AWS has helped enable CSP to adapt its production environment quickly and efficiently to meet Class2Go’s evolving requirements. “We’ve had great success in terms of up-time, responsiveness, and features like being able to seamlessly upgrade to a bigger Amazon EC2 instance when one runs out of memory,” says Professor Glance. “In terms of daily operations, it’s almost infrastructure that you can build and forget.”

“The MOOC space is a very significant development for tertiary education,” says Professor Glance. “One of the reasons that this has all been possible is that cloud platforms like AWS have been there to facilitate it.” AWS in Education, which evaluates academic research support proposals from accredited universities, awarded a $10,000 grant to the center to supplement its MOOC initiative. The CSP used the grant to provide 130 students with an Amazon EC2 instance each for practical exercises. “We’re calling this concept ‘bring your own server’,” says Professor Glance. “We think that the opportunity for students to have a bit of the cloud that follows them around their software engineering degree is a big one.” If the experiment is successful, the model will be rolled out for other courses at UWA.

* [RAW RECORDS]
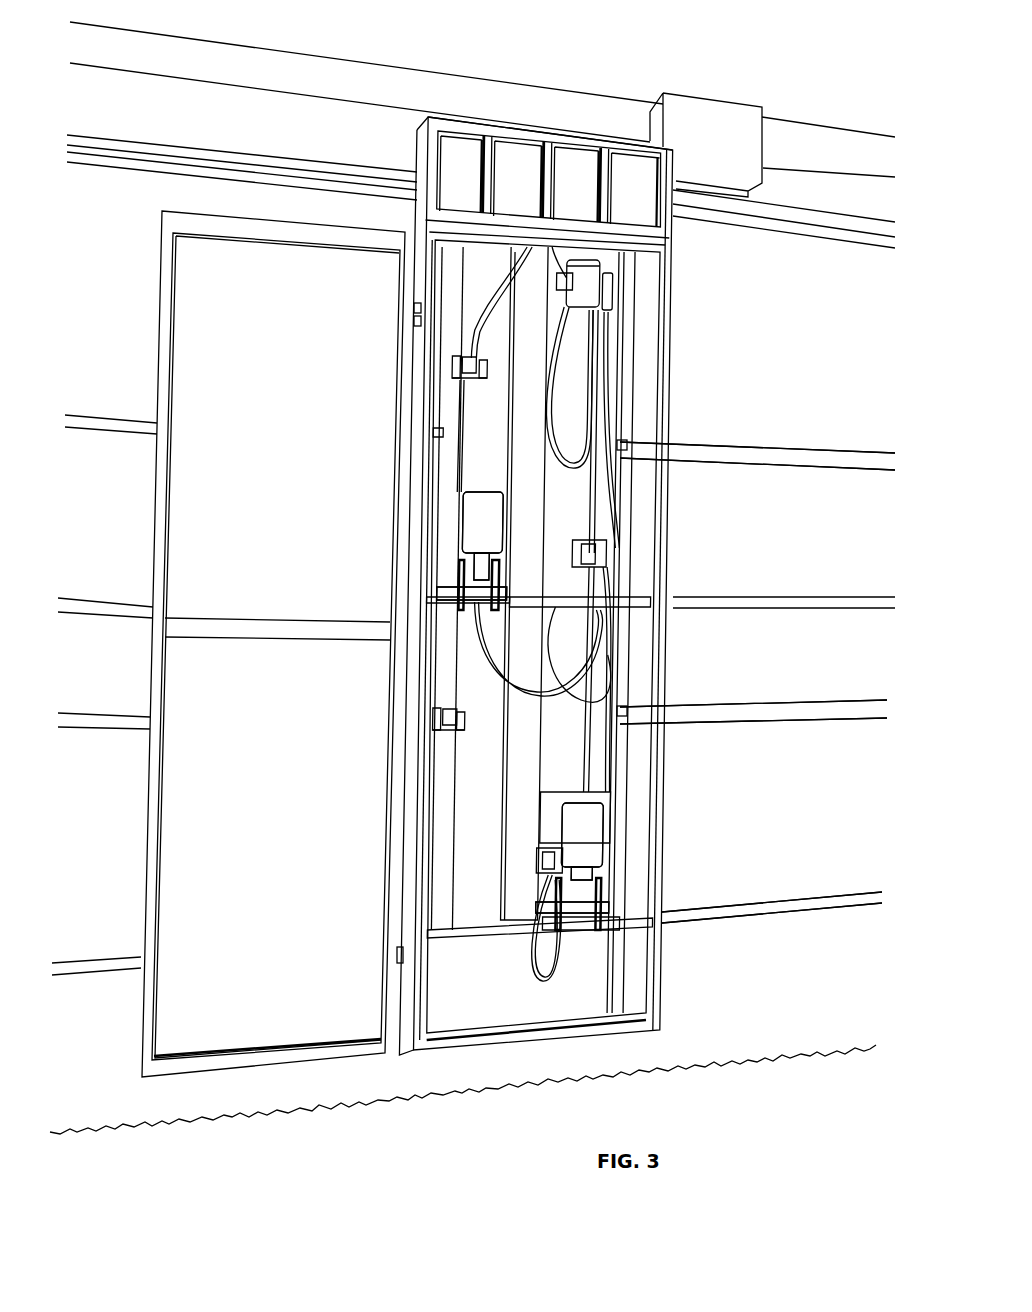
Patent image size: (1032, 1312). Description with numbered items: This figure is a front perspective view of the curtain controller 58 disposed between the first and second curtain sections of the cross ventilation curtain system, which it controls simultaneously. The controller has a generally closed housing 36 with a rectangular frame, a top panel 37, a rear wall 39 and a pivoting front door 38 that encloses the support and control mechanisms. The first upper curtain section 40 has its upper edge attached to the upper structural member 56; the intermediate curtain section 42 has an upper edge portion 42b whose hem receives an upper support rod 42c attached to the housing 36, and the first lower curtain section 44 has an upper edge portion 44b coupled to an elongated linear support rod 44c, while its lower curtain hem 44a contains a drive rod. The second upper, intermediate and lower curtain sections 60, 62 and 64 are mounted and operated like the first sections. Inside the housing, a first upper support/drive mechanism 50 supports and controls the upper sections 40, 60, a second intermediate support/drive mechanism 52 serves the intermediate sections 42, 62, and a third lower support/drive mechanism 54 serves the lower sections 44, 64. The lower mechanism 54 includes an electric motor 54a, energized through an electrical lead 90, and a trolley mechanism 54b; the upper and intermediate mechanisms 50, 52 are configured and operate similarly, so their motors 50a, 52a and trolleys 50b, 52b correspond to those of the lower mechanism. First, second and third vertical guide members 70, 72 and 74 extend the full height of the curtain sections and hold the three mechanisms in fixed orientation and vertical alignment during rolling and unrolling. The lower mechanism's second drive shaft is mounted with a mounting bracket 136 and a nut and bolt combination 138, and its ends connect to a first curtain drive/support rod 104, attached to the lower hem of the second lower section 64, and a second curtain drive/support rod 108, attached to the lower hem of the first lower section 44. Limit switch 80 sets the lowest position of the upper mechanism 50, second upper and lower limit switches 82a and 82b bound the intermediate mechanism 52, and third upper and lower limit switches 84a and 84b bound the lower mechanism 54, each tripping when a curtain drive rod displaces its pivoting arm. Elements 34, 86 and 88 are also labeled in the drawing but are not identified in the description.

The lower wall section 34 is at (816, 1029).
The housing 36 is at (480, 1045).
The top panel 37 is at (430, 162).
The pivoting front door 38 is at (150, 876).
The rear wall 39 is at (474, 809).
The first upper curtain section 40 is at (780, 215).
The intermediate curtain section 42 is at (822, 549).
The upper edge portion 42b is at (751, 462).
The upper support rod 42c is at (618, 445).
The first lower curtain section 44 is at (822, 838).
The curtain hem 44a is at (727, 908).
The upper edge portion 44b is at (773, 714).
The support rod 44c is at (620, 710).
The first upper support/drive mechanism 50 is at (624, 284).
The upper valve actuator 50a is at (597, 265).
The upper valve body 50b is at (607, 312).
The second intermediate support/drive mechanism 52 is at (452, 540).
The middle valve actuator 52a is at (478, 516).
The middle valve body 52b is at (455, 581).
The third lower support/drive mechanism 54 is at (624, 843).
The electric motor 54a is at (603, 820).
The trolley mechanism 54b is at (605, 877).
The upper structural member 56 is at (284, 130).
The curtain controller 58 is at (418, 1068).
The second upper curtain section 60 is at (103, 152).
The second intermediate curtain section 62 is at (112, 524).
The second lower curtain section 64 is at (99, 802).
The first vertical guide member 70 is at (433, 391).
The second vertical guide member 72 is at (520, 436).
The third vertical guide member 74 is at (622, 346).
The limit switch 80 is at (602, 550).
The second upper limit switch 82a is at (455, 366).
The second lower limit switch 82b is at (440, 721).
The third upper limit switch 84a is at (566, 608).
The third lower limit switch 84b is at (542, 862).
The cable 86 is at (522, 302).
The junction box 88 is at (725, 150).
The electrical lead 90 is at (548, 960).
The first curtain drive/support rod 104 is at (448, 937).
The second curtain drive/support rod 108 is at (601, 932).
The mounting bracket 136 is at (443, 610).
The nut and bolt combination 138 is at (603, 600).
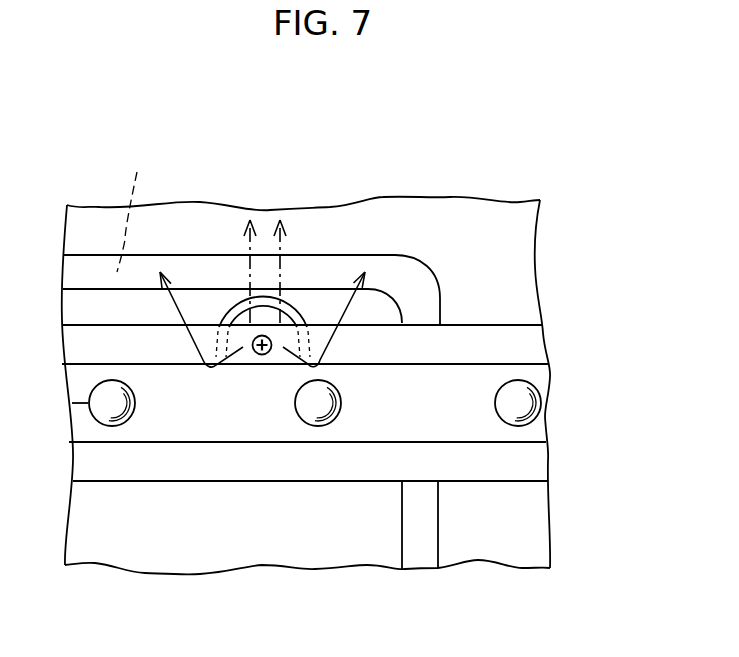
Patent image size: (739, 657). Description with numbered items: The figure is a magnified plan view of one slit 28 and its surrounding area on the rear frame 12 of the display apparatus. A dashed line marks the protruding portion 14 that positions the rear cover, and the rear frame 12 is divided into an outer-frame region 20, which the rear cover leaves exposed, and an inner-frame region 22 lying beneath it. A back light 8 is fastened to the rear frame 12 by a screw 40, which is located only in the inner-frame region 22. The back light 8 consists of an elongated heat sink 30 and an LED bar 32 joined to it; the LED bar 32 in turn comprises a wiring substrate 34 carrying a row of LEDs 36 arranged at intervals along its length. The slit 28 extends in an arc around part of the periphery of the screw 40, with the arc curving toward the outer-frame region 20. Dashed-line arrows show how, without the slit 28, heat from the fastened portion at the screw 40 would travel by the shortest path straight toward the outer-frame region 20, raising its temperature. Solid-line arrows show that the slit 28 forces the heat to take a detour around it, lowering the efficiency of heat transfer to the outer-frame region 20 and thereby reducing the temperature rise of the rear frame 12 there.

The back light 8 is at (670, 313).
The rear frame 12 is at (513, 240).
The protruding portion 14 is at (140, 210).
The outer-frame region 20 is at (203, 233).
The inner-frame region 22 is at (238, 550).
The slit 28 is at (297, 308).
The heat sink 30 is at (520, 344).
The LED bar 32 is at (615, 355).
The wiring substrate 34 is at (528, 373).
The LED 36 is at (520, 403).
The screw 40 is at (260, 355).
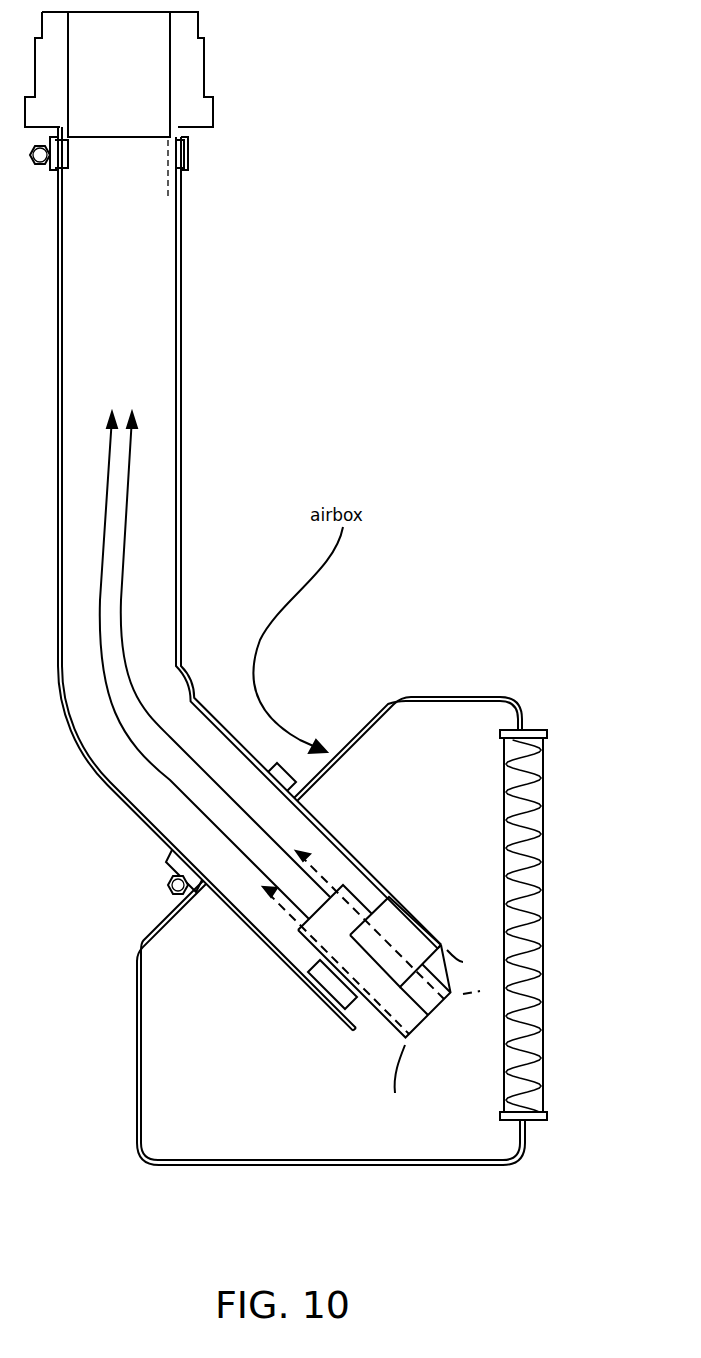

* [WORK TO DO]
1/ In the MOOC passage, how large was the AWS in Education grant awarded to the center?
2/ The MOOC passage quotes Professor Glance on the areas where the center has had great success with AWS. List every one of them.
3/ Extend the MOOC passage with a further paragraph that picks up after its last sentence.

* [THE ANSWERS]
1/ $10,000

2/
- Up-time
- Responsiveness
- Features like being able to seamlessly upgrade to a bigger Amazon EC2 instance when one runs out of memory

3/
The scalability of AWS has allowed CSP to lay the groundwork for future growth. “As we start piling on courses, we expect student numbers to increase from about 2,500 students to between 20,000 and 30,000,” says Professor Glance. “All it would take is to have one popular course and we could see anything upwards of 100,000 people accessing the system. Using AWS, we’re prepared to accommodate that kind of increase.”